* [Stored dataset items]
· · · ·

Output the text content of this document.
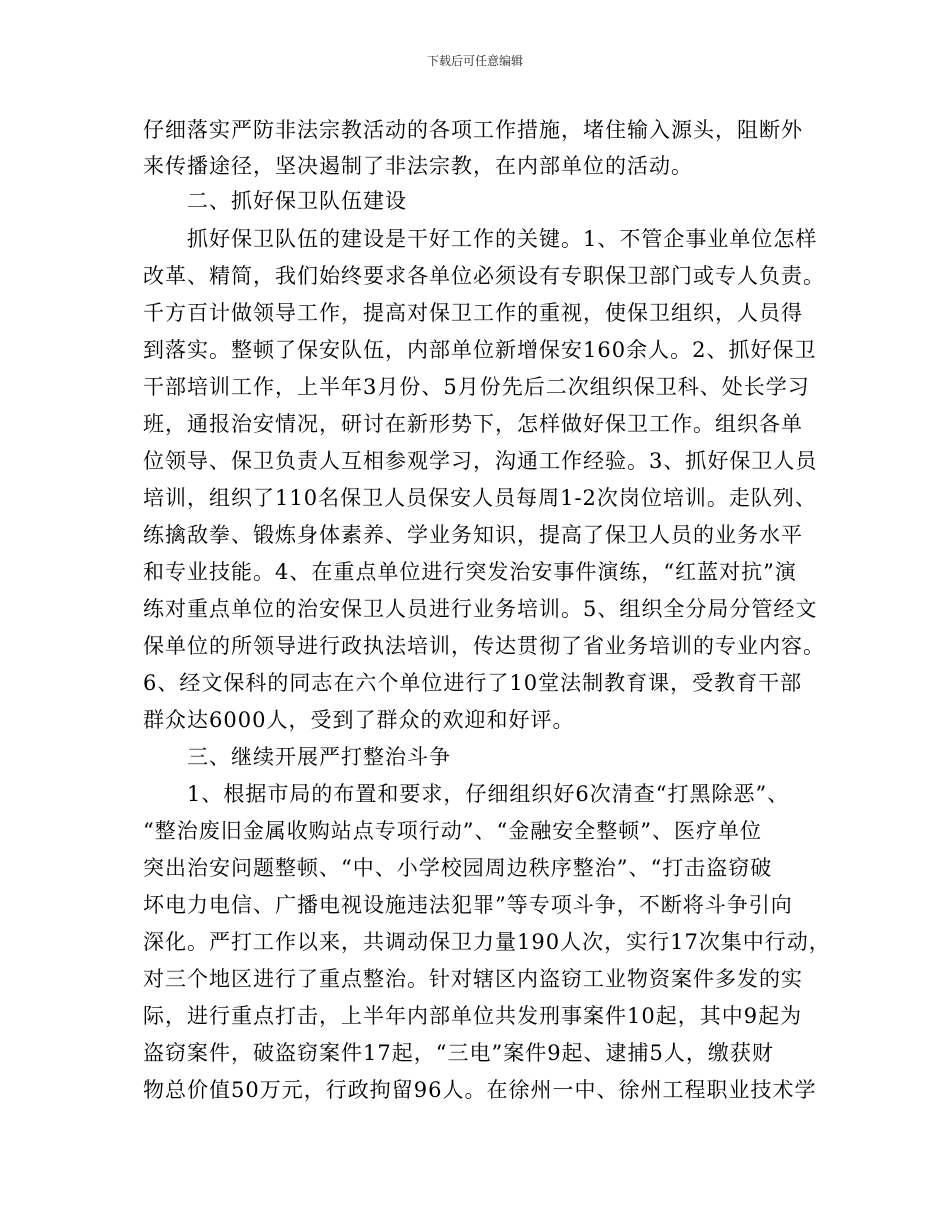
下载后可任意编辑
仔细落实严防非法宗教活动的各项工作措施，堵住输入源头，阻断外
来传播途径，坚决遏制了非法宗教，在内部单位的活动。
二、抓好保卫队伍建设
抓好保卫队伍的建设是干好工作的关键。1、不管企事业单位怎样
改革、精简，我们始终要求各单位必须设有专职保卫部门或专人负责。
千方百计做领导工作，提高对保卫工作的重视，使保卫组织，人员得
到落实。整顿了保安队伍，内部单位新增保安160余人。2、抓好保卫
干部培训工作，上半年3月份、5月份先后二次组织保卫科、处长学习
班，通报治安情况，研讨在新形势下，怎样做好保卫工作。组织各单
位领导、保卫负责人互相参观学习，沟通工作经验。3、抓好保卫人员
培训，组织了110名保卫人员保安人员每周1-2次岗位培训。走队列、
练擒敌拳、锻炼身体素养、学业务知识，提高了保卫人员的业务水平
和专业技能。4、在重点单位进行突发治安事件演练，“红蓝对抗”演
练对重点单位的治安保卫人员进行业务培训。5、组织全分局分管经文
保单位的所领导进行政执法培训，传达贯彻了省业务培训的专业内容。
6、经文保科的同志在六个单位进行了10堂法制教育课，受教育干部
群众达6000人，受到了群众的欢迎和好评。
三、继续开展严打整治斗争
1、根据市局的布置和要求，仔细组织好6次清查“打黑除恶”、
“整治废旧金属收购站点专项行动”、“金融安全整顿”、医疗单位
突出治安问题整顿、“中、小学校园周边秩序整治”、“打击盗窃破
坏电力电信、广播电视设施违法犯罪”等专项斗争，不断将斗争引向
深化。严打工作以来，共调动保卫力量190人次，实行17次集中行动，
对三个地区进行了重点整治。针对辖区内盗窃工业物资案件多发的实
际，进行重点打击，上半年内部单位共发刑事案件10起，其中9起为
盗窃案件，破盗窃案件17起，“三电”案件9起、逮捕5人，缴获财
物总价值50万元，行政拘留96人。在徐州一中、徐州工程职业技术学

· · · ·

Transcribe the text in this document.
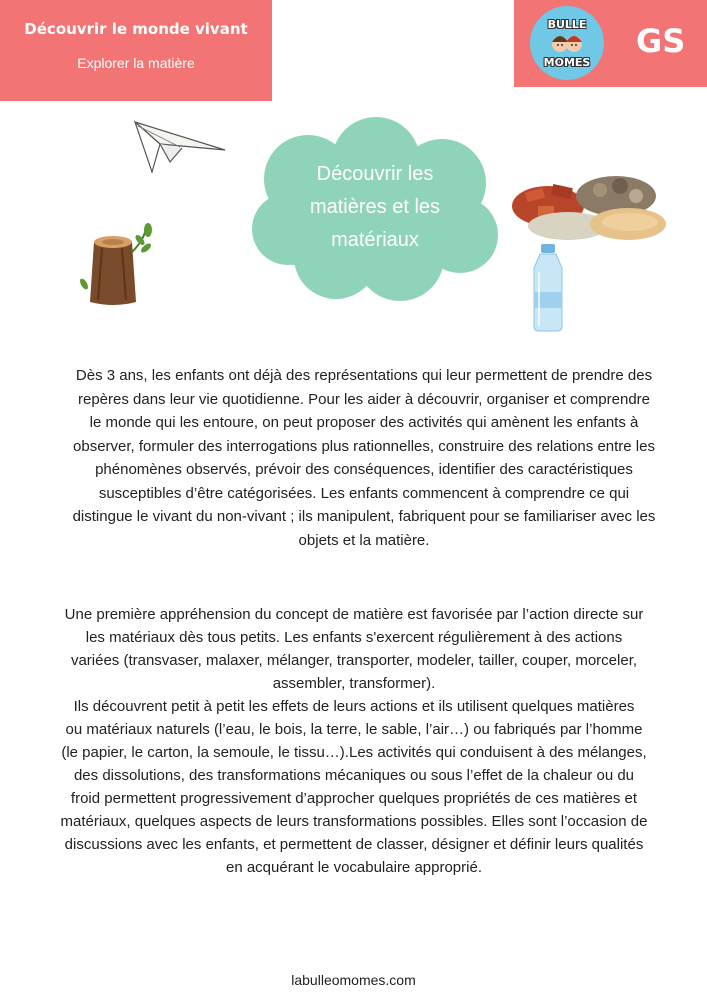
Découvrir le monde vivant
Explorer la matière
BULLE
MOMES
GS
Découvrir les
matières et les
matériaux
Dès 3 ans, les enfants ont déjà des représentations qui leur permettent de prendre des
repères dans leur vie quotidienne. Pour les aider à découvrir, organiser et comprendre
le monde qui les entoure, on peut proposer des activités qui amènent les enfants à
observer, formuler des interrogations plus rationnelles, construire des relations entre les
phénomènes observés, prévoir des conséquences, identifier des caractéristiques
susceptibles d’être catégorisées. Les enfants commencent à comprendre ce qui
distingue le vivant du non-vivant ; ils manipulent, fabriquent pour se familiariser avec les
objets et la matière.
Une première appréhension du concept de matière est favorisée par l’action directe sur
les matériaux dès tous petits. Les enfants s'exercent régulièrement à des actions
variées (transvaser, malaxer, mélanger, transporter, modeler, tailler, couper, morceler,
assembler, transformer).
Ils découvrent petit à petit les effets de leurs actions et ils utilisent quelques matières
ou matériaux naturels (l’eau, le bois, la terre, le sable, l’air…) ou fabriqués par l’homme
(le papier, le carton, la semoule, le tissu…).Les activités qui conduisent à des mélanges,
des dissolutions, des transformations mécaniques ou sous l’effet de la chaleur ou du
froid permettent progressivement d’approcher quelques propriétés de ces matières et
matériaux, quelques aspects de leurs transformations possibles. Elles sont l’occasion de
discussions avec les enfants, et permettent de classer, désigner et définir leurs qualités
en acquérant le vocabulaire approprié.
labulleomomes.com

· · · ·

* [WHAT IS REQUIRED] Copy out each line that contains the word "matériaux".

* [EXERCISE SOLUTION]
matériaux
les matériaux dès tous petits. Les enfants s'exercent régulièrement à des actions
ou matériaux naturels (l’eau, le bois, la terre, le sable, l’air…) ou fabriqués par l’homme
matériaux, quelques aspects de leurs transformations possibles. Elles sont l’occasion de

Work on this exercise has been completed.